**INFORMATION SHOWN:**
— begin —
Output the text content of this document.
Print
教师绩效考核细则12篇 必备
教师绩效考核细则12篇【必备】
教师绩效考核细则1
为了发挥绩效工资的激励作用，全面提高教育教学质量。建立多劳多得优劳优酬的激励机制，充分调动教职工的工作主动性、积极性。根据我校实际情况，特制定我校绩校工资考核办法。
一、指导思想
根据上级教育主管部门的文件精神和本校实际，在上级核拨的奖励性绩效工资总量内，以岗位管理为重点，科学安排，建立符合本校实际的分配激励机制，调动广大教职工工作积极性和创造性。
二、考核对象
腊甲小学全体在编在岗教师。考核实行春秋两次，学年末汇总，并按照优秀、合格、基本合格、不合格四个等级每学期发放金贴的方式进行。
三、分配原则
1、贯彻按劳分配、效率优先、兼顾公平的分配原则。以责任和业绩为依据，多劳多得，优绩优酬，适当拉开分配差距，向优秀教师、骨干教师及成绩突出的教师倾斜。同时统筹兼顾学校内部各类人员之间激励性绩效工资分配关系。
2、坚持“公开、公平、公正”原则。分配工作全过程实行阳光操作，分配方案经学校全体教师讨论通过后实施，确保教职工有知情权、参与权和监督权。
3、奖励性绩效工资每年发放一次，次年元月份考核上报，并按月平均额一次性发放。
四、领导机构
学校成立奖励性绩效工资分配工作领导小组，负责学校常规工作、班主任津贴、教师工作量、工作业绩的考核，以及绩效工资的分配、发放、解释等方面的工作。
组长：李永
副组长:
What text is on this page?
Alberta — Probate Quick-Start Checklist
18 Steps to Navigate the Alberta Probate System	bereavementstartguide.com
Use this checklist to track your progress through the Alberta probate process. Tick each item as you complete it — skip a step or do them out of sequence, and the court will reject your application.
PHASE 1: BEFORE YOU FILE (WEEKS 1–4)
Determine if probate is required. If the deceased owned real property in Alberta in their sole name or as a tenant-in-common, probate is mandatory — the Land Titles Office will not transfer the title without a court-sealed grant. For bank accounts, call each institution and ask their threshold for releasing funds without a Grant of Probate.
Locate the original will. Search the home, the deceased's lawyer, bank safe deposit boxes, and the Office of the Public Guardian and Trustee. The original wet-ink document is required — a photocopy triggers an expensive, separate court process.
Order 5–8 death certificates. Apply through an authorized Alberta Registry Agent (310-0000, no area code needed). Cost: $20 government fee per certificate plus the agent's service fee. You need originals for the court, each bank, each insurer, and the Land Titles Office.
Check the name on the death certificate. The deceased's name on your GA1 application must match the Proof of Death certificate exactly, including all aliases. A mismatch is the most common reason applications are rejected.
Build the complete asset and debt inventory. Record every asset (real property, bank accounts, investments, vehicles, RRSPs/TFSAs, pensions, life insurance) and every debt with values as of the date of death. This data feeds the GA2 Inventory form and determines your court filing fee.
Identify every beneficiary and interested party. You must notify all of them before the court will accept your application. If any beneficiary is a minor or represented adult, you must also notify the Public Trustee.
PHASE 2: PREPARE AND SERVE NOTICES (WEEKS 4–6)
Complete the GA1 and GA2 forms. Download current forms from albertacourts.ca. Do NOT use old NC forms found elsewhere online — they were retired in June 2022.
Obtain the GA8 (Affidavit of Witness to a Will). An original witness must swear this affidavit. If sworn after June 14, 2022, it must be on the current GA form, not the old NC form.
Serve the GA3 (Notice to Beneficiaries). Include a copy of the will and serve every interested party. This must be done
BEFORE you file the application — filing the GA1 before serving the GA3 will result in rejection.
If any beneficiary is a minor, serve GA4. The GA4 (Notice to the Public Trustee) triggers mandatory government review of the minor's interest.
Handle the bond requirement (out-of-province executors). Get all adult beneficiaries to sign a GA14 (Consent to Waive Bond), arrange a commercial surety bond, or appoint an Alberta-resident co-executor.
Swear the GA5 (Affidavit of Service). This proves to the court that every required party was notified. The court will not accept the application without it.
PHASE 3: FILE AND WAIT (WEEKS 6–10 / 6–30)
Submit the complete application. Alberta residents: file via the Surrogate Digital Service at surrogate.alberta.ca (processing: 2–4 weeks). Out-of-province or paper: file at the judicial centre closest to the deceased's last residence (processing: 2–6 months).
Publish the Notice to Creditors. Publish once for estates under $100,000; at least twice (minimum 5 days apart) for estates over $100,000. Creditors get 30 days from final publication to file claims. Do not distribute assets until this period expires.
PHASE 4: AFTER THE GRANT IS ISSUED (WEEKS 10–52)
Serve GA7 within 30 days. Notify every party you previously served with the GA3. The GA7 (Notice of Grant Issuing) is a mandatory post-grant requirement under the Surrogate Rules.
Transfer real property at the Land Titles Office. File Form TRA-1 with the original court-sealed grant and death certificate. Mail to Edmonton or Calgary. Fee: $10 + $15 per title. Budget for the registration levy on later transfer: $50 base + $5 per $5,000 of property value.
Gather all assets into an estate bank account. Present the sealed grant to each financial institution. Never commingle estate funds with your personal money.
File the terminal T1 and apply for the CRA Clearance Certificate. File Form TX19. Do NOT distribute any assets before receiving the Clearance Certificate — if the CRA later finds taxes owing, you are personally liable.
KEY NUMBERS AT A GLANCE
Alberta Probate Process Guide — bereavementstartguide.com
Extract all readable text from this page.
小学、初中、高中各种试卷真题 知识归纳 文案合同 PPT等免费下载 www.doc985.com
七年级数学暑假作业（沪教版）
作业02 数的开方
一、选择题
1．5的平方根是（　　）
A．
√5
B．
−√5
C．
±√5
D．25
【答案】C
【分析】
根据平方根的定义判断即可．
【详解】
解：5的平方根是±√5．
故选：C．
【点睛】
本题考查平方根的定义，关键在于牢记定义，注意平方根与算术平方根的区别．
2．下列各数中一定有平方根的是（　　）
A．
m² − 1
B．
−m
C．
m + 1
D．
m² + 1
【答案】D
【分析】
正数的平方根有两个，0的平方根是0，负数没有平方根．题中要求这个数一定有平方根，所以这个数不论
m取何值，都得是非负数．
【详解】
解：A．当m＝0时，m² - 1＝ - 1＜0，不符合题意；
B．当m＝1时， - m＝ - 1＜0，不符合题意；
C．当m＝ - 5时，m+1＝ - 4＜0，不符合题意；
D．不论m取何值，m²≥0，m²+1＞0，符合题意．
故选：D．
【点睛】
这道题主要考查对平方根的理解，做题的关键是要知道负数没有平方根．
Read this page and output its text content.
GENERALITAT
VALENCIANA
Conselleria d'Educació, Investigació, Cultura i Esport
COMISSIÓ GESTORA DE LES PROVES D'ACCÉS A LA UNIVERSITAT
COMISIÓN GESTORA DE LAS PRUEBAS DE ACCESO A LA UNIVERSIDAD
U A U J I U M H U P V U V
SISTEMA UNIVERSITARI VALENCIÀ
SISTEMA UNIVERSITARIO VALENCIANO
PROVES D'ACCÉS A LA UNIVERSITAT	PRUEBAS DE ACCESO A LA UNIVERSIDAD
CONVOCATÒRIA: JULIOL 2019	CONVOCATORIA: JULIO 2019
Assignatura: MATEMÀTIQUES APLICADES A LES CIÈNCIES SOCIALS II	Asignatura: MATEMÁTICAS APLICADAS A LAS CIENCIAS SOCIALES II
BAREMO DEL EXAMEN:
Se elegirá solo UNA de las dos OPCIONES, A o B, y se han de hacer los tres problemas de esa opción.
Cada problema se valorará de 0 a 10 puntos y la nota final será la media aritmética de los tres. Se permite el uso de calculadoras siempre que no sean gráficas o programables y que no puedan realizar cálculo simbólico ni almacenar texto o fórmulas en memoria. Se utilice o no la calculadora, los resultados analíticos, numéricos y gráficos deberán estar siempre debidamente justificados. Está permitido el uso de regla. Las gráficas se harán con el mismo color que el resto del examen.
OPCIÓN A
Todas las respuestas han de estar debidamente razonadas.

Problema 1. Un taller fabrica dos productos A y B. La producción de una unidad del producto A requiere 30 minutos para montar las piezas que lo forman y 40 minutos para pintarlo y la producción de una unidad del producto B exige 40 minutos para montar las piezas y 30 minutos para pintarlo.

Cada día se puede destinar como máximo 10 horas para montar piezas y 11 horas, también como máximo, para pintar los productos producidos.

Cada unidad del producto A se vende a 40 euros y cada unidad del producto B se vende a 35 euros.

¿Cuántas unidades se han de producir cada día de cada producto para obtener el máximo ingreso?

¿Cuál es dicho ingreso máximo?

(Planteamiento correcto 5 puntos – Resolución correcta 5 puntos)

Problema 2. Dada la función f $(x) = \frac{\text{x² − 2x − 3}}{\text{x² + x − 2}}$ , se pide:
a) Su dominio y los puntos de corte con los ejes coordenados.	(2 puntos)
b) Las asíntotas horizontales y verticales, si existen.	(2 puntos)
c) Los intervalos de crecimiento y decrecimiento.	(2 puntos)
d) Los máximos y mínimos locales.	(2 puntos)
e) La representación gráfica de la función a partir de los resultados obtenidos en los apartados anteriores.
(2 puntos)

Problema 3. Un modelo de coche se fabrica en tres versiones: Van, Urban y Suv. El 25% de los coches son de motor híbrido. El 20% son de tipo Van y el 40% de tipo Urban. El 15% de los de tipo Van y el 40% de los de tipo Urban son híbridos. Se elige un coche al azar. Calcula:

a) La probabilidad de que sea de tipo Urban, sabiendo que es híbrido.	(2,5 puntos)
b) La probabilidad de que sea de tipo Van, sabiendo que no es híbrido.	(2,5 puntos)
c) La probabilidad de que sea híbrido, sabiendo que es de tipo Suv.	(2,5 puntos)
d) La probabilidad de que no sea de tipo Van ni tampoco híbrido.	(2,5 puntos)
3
— end —
Check each line of the entries above for the word "不符合题意". List the ones that have it.

**EXERCISE RESULT:**
解：A．当m＝0时，m² - 1＝ - 1＜0，不符合题意；
B．当m＝1时， - m＝ - 1＜0，不符合题意；
C．当m＝ - 5时，m+1＝ - 4＜0，不符合题意；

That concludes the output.